- Goal: Pull out every line containing the string "sold".

- Given records:

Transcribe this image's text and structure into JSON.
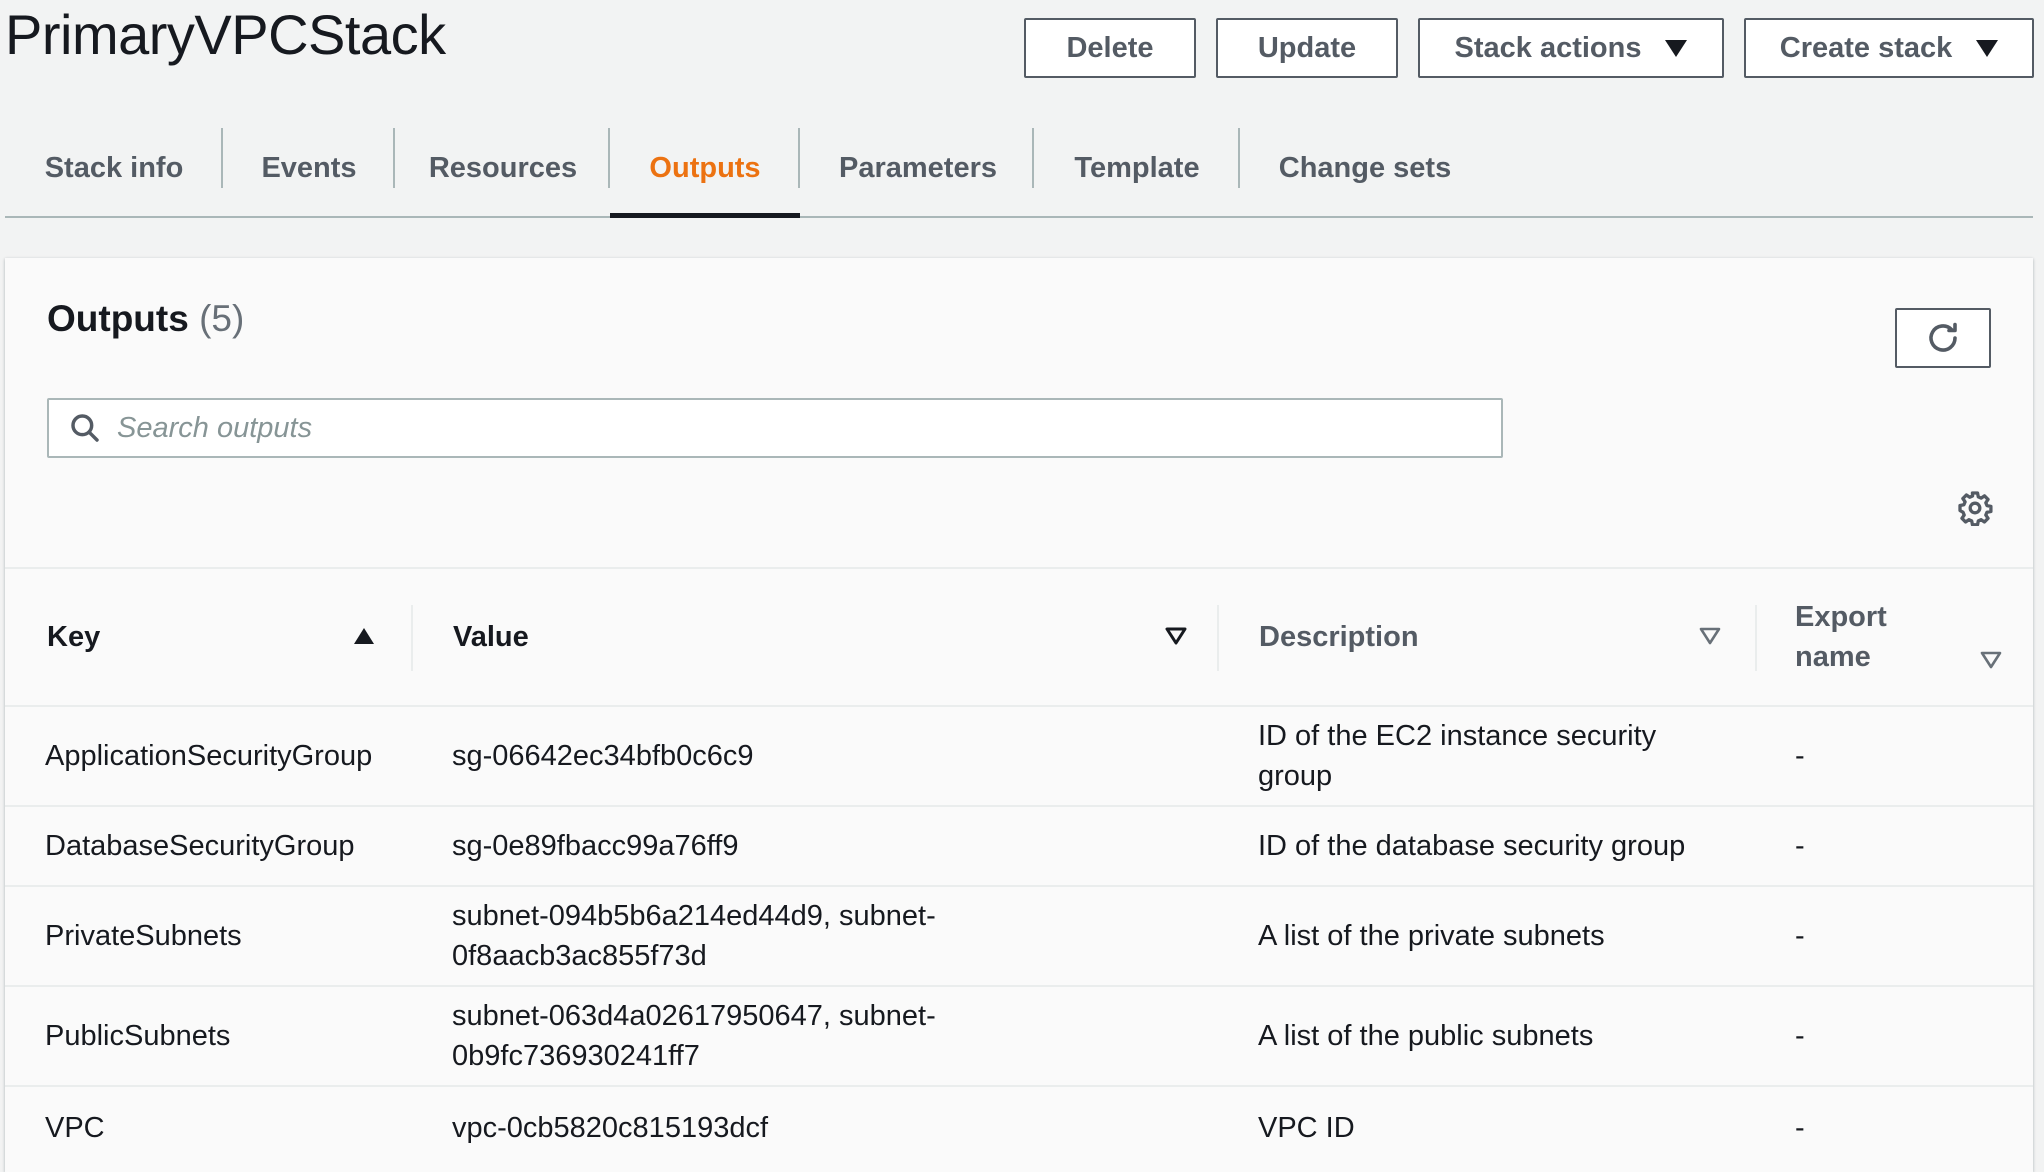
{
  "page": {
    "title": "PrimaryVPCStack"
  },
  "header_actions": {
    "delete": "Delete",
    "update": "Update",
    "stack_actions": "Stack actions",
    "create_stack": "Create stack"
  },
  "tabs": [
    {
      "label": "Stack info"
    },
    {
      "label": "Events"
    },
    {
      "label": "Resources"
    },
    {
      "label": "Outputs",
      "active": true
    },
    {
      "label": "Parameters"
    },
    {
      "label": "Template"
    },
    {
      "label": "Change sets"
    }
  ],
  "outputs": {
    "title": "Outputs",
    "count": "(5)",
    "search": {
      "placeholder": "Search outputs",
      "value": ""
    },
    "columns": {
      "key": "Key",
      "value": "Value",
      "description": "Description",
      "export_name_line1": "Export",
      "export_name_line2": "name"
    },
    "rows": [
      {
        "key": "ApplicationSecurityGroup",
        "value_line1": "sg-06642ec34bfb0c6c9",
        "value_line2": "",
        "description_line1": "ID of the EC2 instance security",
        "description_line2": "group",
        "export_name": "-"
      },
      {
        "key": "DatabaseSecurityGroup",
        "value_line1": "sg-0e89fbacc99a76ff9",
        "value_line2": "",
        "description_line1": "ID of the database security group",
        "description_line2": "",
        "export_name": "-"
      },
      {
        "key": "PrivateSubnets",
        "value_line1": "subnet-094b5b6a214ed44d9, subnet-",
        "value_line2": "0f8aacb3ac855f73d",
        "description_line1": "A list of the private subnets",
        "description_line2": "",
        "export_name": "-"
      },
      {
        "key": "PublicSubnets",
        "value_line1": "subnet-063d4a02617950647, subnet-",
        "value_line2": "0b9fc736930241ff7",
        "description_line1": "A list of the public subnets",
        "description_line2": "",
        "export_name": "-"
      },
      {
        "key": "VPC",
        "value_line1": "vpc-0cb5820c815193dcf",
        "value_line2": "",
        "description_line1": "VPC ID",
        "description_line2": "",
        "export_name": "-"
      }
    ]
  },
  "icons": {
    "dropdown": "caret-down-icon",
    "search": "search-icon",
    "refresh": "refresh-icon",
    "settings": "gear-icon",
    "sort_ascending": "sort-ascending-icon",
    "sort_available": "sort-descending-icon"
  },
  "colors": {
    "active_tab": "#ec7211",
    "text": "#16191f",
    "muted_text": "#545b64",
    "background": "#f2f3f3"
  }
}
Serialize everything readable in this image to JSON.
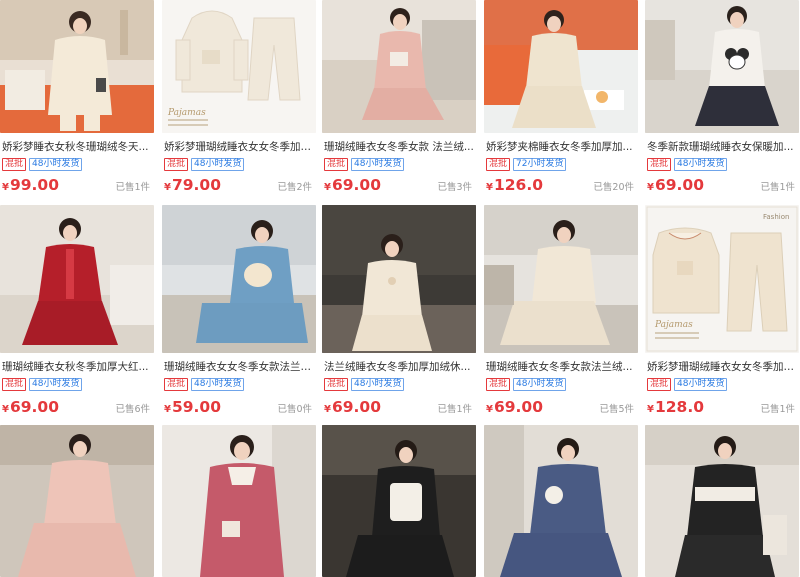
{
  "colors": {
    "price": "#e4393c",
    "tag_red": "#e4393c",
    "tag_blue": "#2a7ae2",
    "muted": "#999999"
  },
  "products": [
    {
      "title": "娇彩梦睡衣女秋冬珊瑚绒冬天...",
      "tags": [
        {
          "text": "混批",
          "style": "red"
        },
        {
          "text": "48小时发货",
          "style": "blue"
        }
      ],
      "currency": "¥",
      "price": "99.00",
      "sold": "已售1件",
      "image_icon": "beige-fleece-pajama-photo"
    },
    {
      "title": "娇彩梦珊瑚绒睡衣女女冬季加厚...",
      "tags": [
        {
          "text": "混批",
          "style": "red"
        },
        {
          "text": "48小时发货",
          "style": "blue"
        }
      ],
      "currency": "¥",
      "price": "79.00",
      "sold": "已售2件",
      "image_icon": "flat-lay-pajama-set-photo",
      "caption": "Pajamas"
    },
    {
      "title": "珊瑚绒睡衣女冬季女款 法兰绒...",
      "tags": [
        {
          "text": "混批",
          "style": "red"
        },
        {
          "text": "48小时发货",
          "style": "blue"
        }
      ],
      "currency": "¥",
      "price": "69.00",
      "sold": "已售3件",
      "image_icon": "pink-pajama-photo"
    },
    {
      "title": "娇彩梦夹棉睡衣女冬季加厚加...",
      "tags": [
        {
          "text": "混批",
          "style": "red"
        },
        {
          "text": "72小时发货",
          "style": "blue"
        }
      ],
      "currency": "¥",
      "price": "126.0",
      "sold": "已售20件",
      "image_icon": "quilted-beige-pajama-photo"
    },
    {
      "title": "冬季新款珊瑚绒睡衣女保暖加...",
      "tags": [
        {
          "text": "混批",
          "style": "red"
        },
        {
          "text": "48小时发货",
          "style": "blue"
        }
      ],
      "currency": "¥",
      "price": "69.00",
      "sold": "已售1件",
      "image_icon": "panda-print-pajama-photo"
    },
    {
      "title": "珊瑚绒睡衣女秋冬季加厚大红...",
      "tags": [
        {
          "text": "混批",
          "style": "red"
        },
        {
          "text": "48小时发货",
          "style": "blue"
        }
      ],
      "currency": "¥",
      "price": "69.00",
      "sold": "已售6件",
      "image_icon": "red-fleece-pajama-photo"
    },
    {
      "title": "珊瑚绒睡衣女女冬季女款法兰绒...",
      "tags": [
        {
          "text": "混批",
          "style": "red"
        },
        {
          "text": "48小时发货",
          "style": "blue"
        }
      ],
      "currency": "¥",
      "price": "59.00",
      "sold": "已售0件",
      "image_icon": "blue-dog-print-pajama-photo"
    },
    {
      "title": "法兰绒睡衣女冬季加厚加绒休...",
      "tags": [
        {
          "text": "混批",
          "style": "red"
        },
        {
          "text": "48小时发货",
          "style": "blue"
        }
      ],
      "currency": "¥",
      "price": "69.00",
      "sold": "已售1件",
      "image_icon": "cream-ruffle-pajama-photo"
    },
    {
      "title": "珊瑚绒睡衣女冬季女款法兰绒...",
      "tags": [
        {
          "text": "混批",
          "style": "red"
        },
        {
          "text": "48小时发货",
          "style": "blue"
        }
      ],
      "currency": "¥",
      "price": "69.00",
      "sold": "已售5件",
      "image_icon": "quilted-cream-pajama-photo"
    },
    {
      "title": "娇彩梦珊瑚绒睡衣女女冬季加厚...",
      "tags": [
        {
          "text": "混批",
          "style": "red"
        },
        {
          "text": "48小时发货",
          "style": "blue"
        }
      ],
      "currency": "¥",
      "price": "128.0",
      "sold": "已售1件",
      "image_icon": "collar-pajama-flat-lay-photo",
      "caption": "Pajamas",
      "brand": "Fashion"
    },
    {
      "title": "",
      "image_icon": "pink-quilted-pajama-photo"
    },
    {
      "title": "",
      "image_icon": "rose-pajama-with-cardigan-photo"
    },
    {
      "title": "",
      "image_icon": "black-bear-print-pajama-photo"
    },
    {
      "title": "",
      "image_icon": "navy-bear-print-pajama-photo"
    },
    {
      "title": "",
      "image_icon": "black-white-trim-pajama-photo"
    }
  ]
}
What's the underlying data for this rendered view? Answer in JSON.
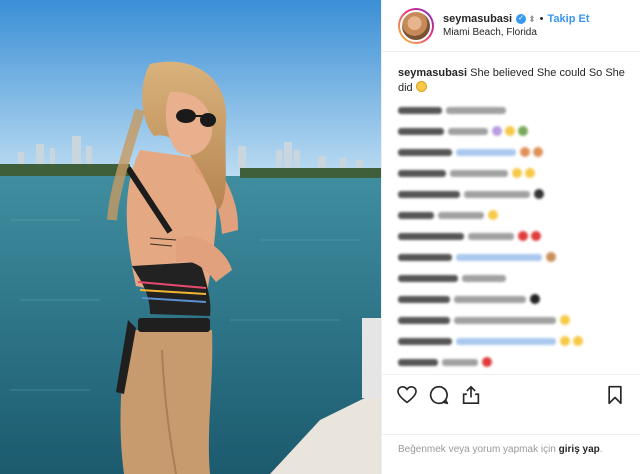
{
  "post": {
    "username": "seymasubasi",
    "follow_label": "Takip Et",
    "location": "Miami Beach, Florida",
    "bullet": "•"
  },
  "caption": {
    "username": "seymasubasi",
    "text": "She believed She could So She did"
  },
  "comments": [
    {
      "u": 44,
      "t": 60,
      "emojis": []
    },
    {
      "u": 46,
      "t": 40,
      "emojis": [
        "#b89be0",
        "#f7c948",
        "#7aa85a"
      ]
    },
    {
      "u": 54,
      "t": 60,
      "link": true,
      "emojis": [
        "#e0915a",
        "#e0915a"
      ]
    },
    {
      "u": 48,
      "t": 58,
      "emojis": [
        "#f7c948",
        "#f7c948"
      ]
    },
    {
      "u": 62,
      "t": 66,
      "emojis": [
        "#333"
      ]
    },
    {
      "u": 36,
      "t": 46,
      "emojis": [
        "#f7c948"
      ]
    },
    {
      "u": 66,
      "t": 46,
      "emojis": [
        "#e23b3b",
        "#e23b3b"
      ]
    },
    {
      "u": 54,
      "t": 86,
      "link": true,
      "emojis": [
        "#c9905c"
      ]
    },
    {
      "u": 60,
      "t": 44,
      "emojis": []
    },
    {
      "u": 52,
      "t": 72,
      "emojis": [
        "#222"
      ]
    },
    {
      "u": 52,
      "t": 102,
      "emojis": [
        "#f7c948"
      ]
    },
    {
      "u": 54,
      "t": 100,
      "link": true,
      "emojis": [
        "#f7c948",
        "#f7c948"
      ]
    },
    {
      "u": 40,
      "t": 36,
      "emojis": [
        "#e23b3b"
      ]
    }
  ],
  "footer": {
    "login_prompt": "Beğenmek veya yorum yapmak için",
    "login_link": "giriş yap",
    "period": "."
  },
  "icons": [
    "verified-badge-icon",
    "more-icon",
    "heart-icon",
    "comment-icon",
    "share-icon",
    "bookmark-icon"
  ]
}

- Result of the exercise:
      "sold": "已售1件",
      "sold": "已售2件",
      "sold": "已售3件",
      "sold": "已售20件",
      "sold": "已售1件",
      "sold": "已售6件",
      "sold": "已售0件",
      "sold": "已售1件",
      "sold": "已售5件",
      "sold": "已售1件",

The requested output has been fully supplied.